*MATERIAL FOR THIS TASK*
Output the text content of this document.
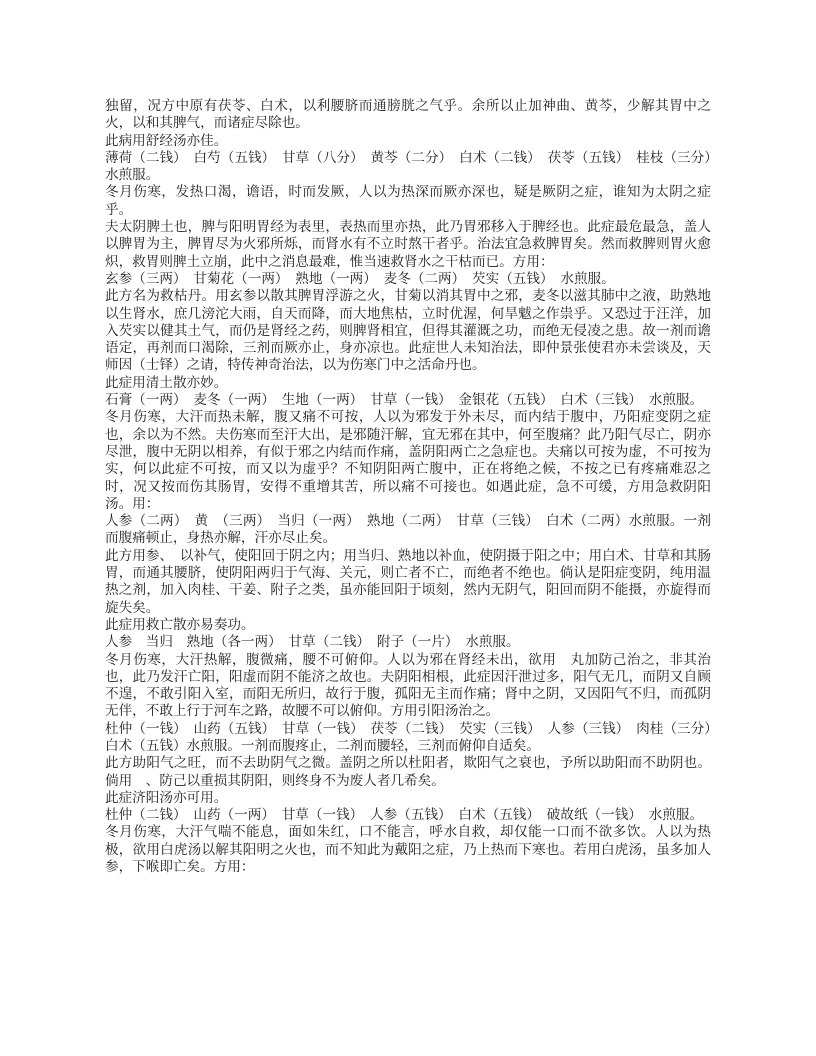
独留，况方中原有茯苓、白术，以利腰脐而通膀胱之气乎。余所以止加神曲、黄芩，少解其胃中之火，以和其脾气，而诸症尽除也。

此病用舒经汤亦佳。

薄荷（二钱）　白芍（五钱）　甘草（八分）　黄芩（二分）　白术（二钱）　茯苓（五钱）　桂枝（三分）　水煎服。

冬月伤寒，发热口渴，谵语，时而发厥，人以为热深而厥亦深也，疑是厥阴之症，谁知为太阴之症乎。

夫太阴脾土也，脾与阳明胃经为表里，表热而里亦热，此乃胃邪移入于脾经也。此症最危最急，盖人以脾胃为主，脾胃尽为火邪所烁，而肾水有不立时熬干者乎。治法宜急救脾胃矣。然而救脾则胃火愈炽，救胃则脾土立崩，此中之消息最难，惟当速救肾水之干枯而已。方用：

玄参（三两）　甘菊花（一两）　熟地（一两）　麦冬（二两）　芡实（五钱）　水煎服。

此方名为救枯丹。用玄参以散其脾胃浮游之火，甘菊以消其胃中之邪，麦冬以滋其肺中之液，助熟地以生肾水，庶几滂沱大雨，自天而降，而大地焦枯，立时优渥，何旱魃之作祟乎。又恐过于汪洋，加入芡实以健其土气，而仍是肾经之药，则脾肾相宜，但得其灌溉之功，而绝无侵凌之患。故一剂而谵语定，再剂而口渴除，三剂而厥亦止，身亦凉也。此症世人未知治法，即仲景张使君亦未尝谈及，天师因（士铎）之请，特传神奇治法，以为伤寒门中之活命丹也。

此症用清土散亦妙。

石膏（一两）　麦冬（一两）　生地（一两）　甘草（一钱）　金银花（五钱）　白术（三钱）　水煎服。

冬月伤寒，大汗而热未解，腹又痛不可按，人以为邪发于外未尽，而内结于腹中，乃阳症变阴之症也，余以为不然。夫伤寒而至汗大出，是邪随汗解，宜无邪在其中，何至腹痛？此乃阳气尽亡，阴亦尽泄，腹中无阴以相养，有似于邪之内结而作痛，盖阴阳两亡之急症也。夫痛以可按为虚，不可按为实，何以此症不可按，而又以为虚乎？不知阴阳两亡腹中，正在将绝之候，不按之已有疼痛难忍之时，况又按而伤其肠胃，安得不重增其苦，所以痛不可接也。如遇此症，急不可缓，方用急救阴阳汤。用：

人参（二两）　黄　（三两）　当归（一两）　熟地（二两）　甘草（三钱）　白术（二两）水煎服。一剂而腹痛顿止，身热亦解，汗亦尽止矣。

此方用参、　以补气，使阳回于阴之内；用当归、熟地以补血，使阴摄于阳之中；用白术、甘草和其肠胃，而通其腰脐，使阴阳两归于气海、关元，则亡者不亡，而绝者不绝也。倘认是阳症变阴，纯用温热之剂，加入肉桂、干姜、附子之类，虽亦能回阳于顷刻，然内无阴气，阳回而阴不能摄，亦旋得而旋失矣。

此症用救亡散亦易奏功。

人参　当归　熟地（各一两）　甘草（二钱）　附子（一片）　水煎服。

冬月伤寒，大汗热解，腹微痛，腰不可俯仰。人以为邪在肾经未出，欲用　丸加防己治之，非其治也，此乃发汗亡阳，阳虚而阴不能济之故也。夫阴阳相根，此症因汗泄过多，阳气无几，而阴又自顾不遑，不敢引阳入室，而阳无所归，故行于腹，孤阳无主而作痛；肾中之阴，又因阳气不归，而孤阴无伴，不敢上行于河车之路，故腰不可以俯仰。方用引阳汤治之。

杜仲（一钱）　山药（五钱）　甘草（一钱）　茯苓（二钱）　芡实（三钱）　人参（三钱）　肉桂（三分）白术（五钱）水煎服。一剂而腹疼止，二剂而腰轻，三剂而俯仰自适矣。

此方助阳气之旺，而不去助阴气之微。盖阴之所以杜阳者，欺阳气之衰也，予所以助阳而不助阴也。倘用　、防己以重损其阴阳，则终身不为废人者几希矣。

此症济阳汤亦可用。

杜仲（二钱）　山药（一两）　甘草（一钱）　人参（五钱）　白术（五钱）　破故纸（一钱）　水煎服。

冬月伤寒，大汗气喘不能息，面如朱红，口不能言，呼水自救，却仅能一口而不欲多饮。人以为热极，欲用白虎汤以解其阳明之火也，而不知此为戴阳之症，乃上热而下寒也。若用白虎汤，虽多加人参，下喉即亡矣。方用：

*GOAL OF THE EXERCISE*
Do not include images; quote all of the entries above exactly.

*TASK ANSWER*
Output the text content of this document.
独留，况方中原有茯苓、白术，以利腰脐而通膀胱之气乎。余所以止加神曲、黄芩，少解其胃中之火，以和其脾气，而诸症尽除也。

此病用舒经汤亦佳。

薄荷（二钱）　白芍（五钱）　甘草（八分）　黄芩（二分）　白术（二钱）　茯苓（五钱）　桂枝（三分）　水煎服。

冬月伤寒，发热口渴，谵语，时而发厥，人以为热深而厥亦深也，疑是厥阴之症，谁知为太阴之症乎。

夫太阴脾土也，脾与阳明胃经为表里，表热而里亦热，此乃胃邪移入于脾经也。此症最危最急，盖人以脾胃为主，脾胃尽为火邪所烁，而肾水有不立时熬干者乎。治法宜急救脾胃矣。然而救脾则胃火愈炽，救胃则脾土立崩，此中之消息最难，惟当速救肾水之干枯而已。方用：

玄参（三两）　甘菊花（一两）　熟地（一两）　麦冬（二两）　芡实（五钱）　水煎服。

此方名为救枯丹。用玄参以散其脾胃浮游之火，甘菊以消其胃中之邪，麦冬以滋其肺中之液，助熟地以生肾水，庶几滂沱大雨，自天而降，而大地焦枯，立时优渥，何旱魃之作祟乎。又恐过于汪洋，加入芡实以健其土气，而仍是肾经之药，则脾肾相宜，但得其灌溉之功，而绝无侵凌之患。故一剂而谵语定，再剂而口渴除，三剂而厥亦止，身亦凉也。此症世人未知治法，即仲景张使君亦未尝谈及，天师因（士铎）之请，特传神奇治法，以为伤寒门中之活命丹也。

此症用清土散亦妙。

石膏（一两）　麦冬（一两）　生地（一两）　甘草（一钱）　金银花（五钱）　白术（三钱）　水煎服。

冬月伤寒，大汗而热未解，腹又痛不可按，人以为邪发于外未尽，而内结于腹中，乃阳症变阴之症也，余以为不然。夫伤寒而至汗大出，是邪随汗解，宜无邪在其中，何至腹痛？此乃阳气尽亡，阴亦尽泄，腹中无阴以相养，有似于邪之内结而作痛，盖阴阳两亡之急症也。夫痛以可按为虚，不可按为实，何以此症不可按，而又以为虚乎？不知阴阳两亡腹中，正在将绝之候，不按之已有疼痛难忍之时，况又按而伤其肠胃，安得不重增其苦，所以痛不可接也。如遇此症，急不可缓，方用急救阴阳汤。用：

人参（二两）　黄　（三两）　当归（一两）　熟地（二两）　甘草（三钱）　白术（二两）水煎服。一剂而腹痛顿止，身热亦解，汗亦尽止矣。

此方用参、　以补气，使阳回于阴之内；用当归、熟地以补血，使阴摄于阳之中；用白术、甘草和其肠胃，而通其腰脐，使阴阳两归于气海、关元，则亡者不亡，而绝者不绝也。倘认是阳症变阴，纯用温热之剂，加入肉桂、干姜、附子之类，虽亦能回阳于顷刻，然内无阴气，阳回而阴不能摄，亦旋得而旋失矣。

此症用救亡散亦易奏功。

人参　当归　熟地（各一两）　甘草（二钱）　附子（一片）　水煎服。

冬月伤寒，大汗热解，腹微痛，腰不可俯仰。人以为邪在肾经未出，欲用　丸加防己治之，非其治也，此乃发汗亡阳，阳虚而阴不能济之故也。夫阴阳相根，此症因汗泄过多，阳气无几，而阴又自顾不遑，不敢引阳入室，而阳无所归，故行于腹，孤阳无主而作痛；肾中之阴，又因阳气不归，而孤阴无伴，不敢上行于河车之路，故腰不可以俯仰。方用引阳汤治之。

杜仲（一钱）　山药（五钱）　甘草（一钱）　茯苓（二钱）　芡实（三钱）　人参（三钱）　肉桂（三分）白术（五钱）水煎服。一剂而腹疼止，二剂而腰轻，三剂而俯仰自适矣。

此方助阳气之旺，而不去助阴气之微。盖阴之所以杜阳者，欺阳气之衰也，予所以助阳而不助阴也。倘用　、防己以重损其阴阳，则终身不为废人者几希矣。

此症济阳汤亦可用。

杜仲（二钱）　山药（一两）　甘草（一钱）　人参（五钱）　白术（五钱）　破故纸（一钱）　水煎服。

冬月伤寒，大汗气喘不能息，面如朱红，口不能言，呼水自救，却仅能一口而不欲多饮。人以为热极，欲用白虎汤以解其阳明之火也，而不知此为戴阳之症，乃上热而下寒也。若用白虎汤，虽多加人参，下喉即亡矣。方用：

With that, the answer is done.